* BEGIN The input *
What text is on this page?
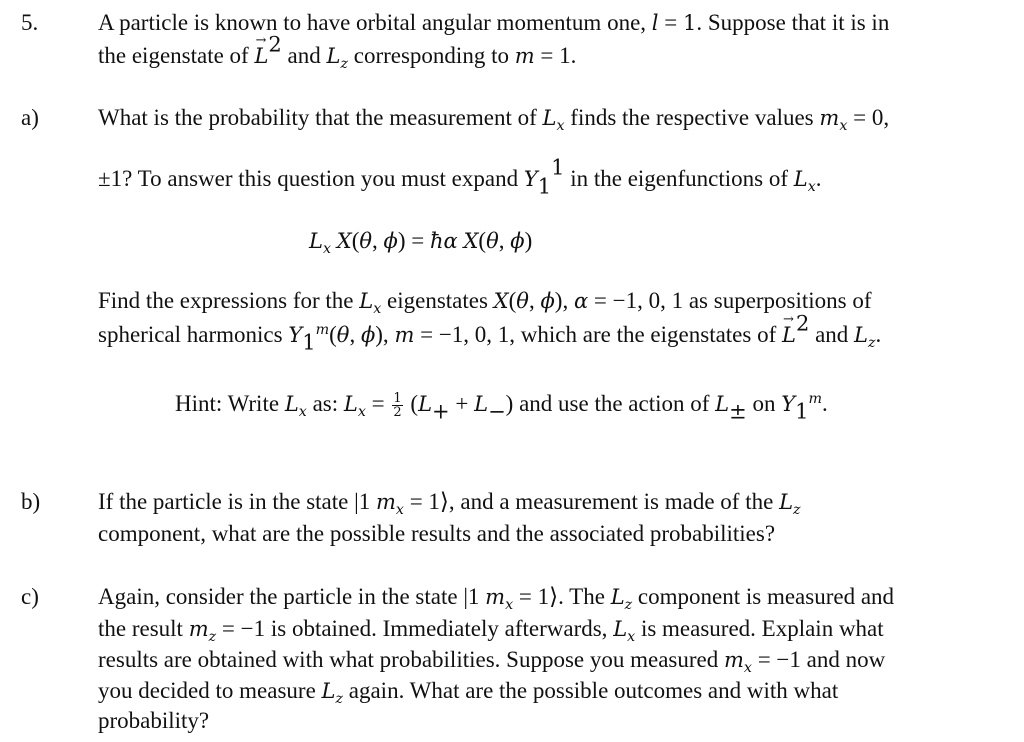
5.	A particle is known to have orbital angular momentum one, l = 1. Suppose that it is in
the eigenstate of → $L^2$ and $L_z$ corresponding to m = 1.
a)	What is the probability that the measurement of $L_x$ finds the respective values $m_x = 0$,
±1? To answer this question you must expand $Y_1^1$ in the eigenfunctions of $L_x$.
$L_x$ X(θ, ϕ) = ħα X(θ, ϕ)
Find the expressions for the $L_x$ eigenstates X(θ, ϕ), α = −1, 0, 1 as superpositions of
spherical harmonics $Y_1^m(\theta$, ϕ), m = −1, 0, 1, which are the eigenstates of → $L^2$ and $L_z$.
Hint: Write $L_x$ as: $L_x = \frac{1}{2} (L_+ + L_-)$ and use the action of $L_\pm$ on $Y_1^m$.
b)	If the particle is in the state |1 $m_x$ = 1⟩, and a measurement is made of the $L_z$
component, what are the possible results and the associated probabilities?
c)	Again, consider the particle in the state |1 $m_x$ = 1⟩. The $L_z$ component is measured and
the result $m_z = -1$ is obtained. Immediately afterwards, $L_x$ is measured. Explain what
results are obtained with what probabilities. Suppose you measured $m_x = -1$ and now
you decided to measure $L_z$ again. What are the possible outcomes and with what
probability?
* END The input *
▶ [Instructions to follow]
Among the lines above, how many contain the string "measured"? State the number alone.

▶ [Correct response]
3